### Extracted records

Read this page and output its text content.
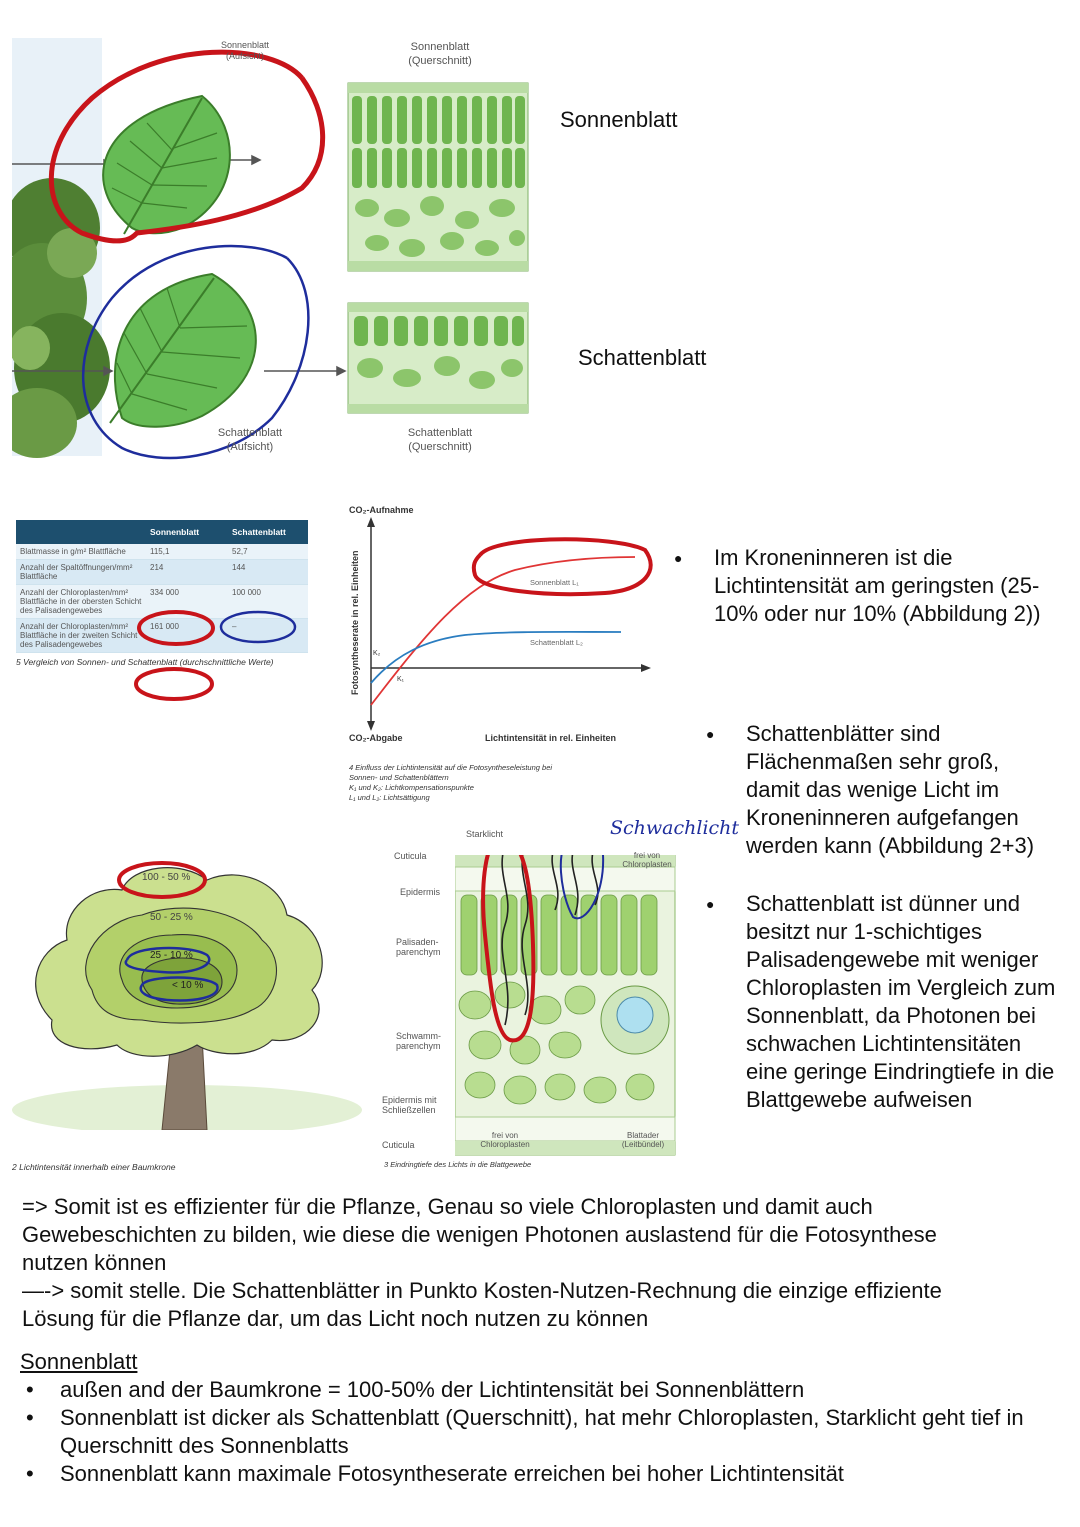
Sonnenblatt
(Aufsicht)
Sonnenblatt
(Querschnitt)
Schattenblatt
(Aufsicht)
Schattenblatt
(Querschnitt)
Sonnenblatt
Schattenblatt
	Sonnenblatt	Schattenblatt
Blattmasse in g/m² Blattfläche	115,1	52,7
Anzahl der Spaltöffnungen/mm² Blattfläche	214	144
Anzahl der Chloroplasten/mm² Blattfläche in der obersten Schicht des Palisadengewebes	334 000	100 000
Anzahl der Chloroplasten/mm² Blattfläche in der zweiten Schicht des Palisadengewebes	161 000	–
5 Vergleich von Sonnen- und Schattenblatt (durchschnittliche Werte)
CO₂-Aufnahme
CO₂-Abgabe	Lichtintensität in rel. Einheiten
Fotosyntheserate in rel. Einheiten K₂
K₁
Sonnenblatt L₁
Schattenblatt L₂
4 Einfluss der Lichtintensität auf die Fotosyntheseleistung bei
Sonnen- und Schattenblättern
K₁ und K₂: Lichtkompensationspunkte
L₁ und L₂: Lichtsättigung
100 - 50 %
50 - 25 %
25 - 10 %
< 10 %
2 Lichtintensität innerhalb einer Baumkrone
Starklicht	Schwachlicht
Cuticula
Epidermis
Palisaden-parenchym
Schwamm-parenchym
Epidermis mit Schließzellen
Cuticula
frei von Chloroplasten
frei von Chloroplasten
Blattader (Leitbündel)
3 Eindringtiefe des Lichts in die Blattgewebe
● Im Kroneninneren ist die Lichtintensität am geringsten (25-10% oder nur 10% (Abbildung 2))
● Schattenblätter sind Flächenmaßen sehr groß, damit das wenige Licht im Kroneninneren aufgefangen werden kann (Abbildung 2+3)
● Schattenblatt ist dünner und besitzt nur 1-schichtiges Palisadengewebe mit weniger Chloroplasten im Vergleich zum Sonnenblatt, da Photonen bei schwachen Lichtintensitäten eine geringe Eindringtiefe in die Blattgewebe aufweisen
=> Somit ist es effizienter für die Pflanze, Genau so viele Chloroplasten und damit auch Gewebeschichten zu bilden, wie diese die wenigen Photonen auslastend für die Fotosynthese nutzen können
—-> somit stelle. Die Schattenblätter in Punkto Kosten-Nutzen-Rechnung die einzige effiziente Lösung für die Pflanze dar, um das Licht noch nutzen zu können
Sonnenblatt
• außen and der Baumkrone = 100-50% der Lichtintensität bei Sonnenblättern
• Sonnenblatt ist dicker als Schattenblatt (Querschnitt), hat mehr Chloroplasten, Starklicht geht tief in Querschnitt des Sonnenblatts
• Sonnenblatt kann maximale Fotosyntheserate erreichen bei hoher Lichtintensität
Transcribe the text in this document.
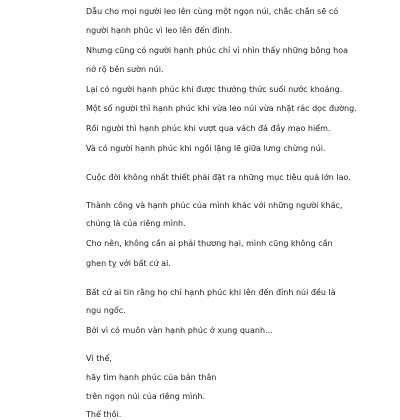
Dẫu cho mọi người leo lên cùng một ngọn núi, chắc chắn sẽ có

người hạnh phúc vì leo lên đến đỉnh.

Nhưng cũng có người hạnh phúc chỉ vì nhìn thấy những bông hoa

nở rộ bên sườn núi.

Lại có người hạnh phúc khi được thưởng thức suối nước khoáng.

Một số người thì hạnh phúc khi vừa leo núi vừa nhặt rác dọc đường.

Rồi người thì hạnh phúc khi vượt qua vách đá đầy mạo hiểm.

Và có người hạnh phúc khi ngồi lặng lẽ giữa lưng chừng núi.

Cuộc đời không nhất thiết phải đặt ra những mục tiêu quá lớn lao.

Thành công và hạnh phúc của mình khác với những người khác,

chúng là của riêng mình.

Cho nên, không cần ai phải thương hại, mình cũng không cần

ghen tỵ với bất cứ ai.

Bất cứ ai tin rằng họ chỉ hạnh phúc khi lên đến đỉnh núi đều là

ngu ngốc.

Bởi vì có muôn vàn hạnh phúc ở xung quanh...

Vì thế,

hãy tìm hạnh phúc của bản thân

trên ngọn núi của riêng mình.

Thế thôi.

### What this task involves
Pictures stay out; repeat all the rest of the records exactly.

### Task answer
Read this page and output its text content.
Sonnenblatt
(Aufsicht)
Sonnenblatt
(Querschnitt)
Schattenblatt
(Aufsicht)
Schattenblatt
(Querschnitt)
Sonnenblatt
Schattenblatt
	Sonnenblatt	Schattenblatt
Blattmasse in g/m² Blattfläche	115,1	52,7
Anzahl der Spaltöffnungen/mm² Blattfläche	214	144
Anzahl der Chloroplasten/mm² Blattfläche in der obersten Schicht des Palisadengewebes	334 000	100 000
Anzahl der Chloroplasten/mm² Blattfläche in der zweiten Schicht des Palisadengewebes	161 000	–
5 Vergleich von Sonnen- und Schattenblatt (durchschnittliche Werte)
CO₂-Aufnahme
CO₂-Abgabe	Lichtintensität in rel. Einheiten
Fotosyntheserate in rel. Einheiten K₂
K₁
Sonnenblatt L₁
Schattenblatt L₂
4 Einfluss der Lichtintensität auf die Fotosyntheseleistung bei
Sonnen- und Schattenblättern
K₁ und K₂: Lichtkompensationspunkte
L₁ und L₂: Lichtsättigung
100 - 50 %
50 - 25 %
25 - 10 %
< 10 %
2 Lichtintensität innerhalb einer Baumkrone
Starklicht	Schwachlicht
Cuticula
Epidermis
Palisaden-parenchym
Schwamm-parenchym
Epidermis mit Schließzellen
Cuticula
frei von Chloroplasten
frei von Chloroplasten
Blattader (Leitbündel)
3 Eindringtiefe des Lichts in die Blattgewebe
● Im Kroneninneren ist die Lichtintensität am geringsten (25-10% oder nur 10% (Abbildung 2))
● Schattenblätter sind Flächenmaßen sehr groß, damit das wenige Licht im Kroneninneren aufgefangen werden kann (Abbildung 2+3)
● Schattenblatt ist dünner und besitzt nur 1-schichtiges Palisadengewebe mit weniger Chloroplasten im Vergleich zum Sonnenblatt, da Photonen bei schwachen Lichtintensitäten eine geringe Eindringtiefe in die Blattgewebe aufweisen
=> Somit ist es effizienter für die Pflanze, Genau so viele Chloroplasten und damit auch Gewebeschichten zu bilden, wie diese die wenigen Photonen auslastend für die Fotosynthese nutzen können
—-> somit stelle. Die Schattenblätter in Punkto Kosten-Nutzen-Rechnung die einzige effiziente Lösung für die Pflanze dar, um das Licht noch nutzen zu können
Sonnenblatt
• außen and der Baumkrone = 100-50% der Lichtintensität bei Sonnenblättern
• Sonnenblatt ist dicker als Schattenblatt (Querschnitt), hat mehr Chloroplasten, Starklicht geht tief in Querschnitt des Sonnenblatts
• Sonnenblatt kann maximale Fotosyntheserate erreichen bei hoher Lichtintensität
Transcribe the text in this document.
Dẫu cho mọi người leo lên cùng một ngọn núi, chắc chắn sẽ có

người hạnh phúc vì leo lên đến đỉnh.

Nhưng cũng có người hạnh phúc chỉ vì nhìn thấy những bông hoa

nở rộ bên sườn núi.

Lại có người hạnh phúc khi được thưởng thức suối nước khoáng.

Một số người thì hạnh phúc khi vừa leo núi vừa nhặt rác dọc đường.

Rồi người thì hạnh phúc khi vượt qua vách đá đầy mạo hiểm.

Và có người hạnh phúc khi ngồi lặng lẽ giữa lưng chừng núi.

Cuộc đời không nhất thiết phải đặt ra những mục tiêu quá lớn lao.

Thành công và hạnh phúc của mình khác với những người khác,

chúng là của riêng mình.

Cho nên, không cần ai phải thương hại, mình cũng không cần

ghen tỵ với bất cứ ai.

Bất cứ ai tin rằng họ chỉ hạnh phúc khi lên đến đỉnh núi đều là

ngu ngốc.

Bởi vì có muôn vàn hạnh phúc ở xung quanh...

Vì thế,

hãy tìm hạnh phúc của bản thân

trên ngọn núi của riêng mình.

Thế thôi.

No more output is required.